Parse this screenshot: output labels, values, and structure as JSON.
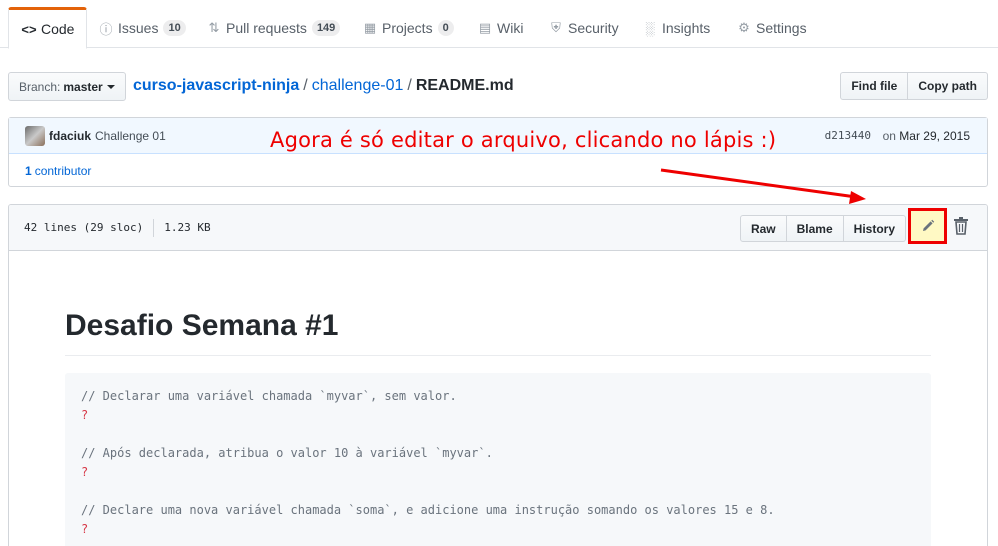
{
  "nav": {
    "tabs": [
      {
        "label": "Code",
        "icon": "code-icon"
      },
      {
        "label": "Issues",
        "icon": "issue-opened-icon",
        "count": "10"
      },
      {
        "label": "Pull requests",
        "icon": "git-pull-request-icon",
        "count": "149"
      },
      {
        "label": "Projects",
        "icon": "project-icon",
        "count": "0"
      },
      {
        "label": "Wiki",
        "icon": "book-icon"
      },
      {
        "label": "Security",
        "icon": "shield-icon"
      },
      {
        "label": "Insights",
        "icon": "graph-icon"
      },
      {
        "label": "Settings",
        "icon": "gear-icon"
      }
    ]
  },
  "branch": {
    "prefix": "Branch:",
    "name": "master"
  },
  "breadcrumb": {
    "repo": "curso-javascript-ninja",
    "folder": "challenge-01",
    "file": "README.md"
  },
  "header_buttons": {
    "find_file": "Find file",
    "copy_path": "Copy path"
  },
  "commit": {
    "author": "fdaciuk",
    "message": "Challenge 01",
    "sha": "d213440",
    "date_prefix": "on",
    "date": "Mar 29, 2015"
  },
  "contributors": {
    "count": "1",
    "label": "contributor"
  },
  "annotation": "Agora é só editar o arquivo, clicando no lápis :)",
  "annotation_color": "#ee0000",
  "file": {
    "lines": "42 lines (29 sloc)",
    "size": "1.23 KB",
    "actions": {
      "raw": "Raw",
      "blame": "Blame",
      "history": "History"
    }
  },
  "readme": {
    "title": "Desafio Semana #1",
    "code_lines": [
      {
        "comment": "// Declarar uma variável chamada `myvar`, sem valor.",
        "answer": "?"
      },
      {
        "comment": "// Após declarada, atribua o valor 10 à variável `myvar`.",
        "answer": "?"
      },
      {
        "comment": "// Declare uma nova variável chamada `soma`, e adicione uma instrução somando os valores 15 e 8.",
        "answer": "?"
      }
    ]
  }
}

+++++

_WHAT YOU WILL DO:_ Leave out the pictures and restate everything else word for word.

_EXERCISE SOLUTION:_
Parse this screenshot: output labels, values, and structure as JSON.
{
  "nav": {
    "tabs": [
      {
        "label": "Code",
        "icon": "code-icon"
      },
      {
        "label": "Issues",
        "icon": "issue-opened-icon",
        "count": "10"
      },
      {
        "label": "Pull requests",
        "icon": "git-pull-request-icon",
        "count": "149"
      },
      {
        "label": "Projects",
        "icon": "project-icon",
        "count": "0"
      },
      {
        "label": "Wiki",
        "icon": "book-icon"
      },
      {
        "label": "Security",
        "icon": "shield-icon"
      },
      {
        "label": "Insights",
        "icon": "graph-icon"
      },
      {
        "label": "Settings",
        "icon": "gear-icon"
      }
    ]
  },
  "branch": {
    "prefix": "Branch:",
    "name": "master"
  },
  "breadcrumb": {
    "repo": "curso-javascript-ninja",
    "folder": "challenge-01",
    "file": "README.md"
  },
  "header_buttons": {
    "find_file": "Find file",
    "copy_path": "Copy path"
  },
  "commit": {
    "author": "fdaciuk",
    "message": "Challenge 01",
    "sha": "d213440",
    "date_prefix": "on",
    "date": "Mar 29, 2015"
  },
  "contributors": {
    "count": "1",
    "label": "contributor"
  },
  "annotation": "Agora é só editar o arquivo, clicando no lápis :)",
  "annotation_color": "#ee0000",
  "file": {
    "lines": "42 lines (29 sloc)",
    "size": "1.23 KB",
    "actions": {
      "raw": "Raw",
      "blame": "Blame",
      "history": "History"
    }
  },
  "readme": {
    "title": "Desafio Semana #1",
    "code_lines": [
      {
        "comment": "// Declarar uma variável chamada `myvar`, sem valor.",
        "answer": "?"
      },
      {
        "comment": "// Após declarada, atribua o valor 10 à variável `myvar`.",
        "answer": "?"
      },
      {
        "comment": "// Declare uma nova variável chamada `soma`, e adicione uma instrução somando os valores 15 e 8.",
        "answer": "?"
      }
    ]
  }
}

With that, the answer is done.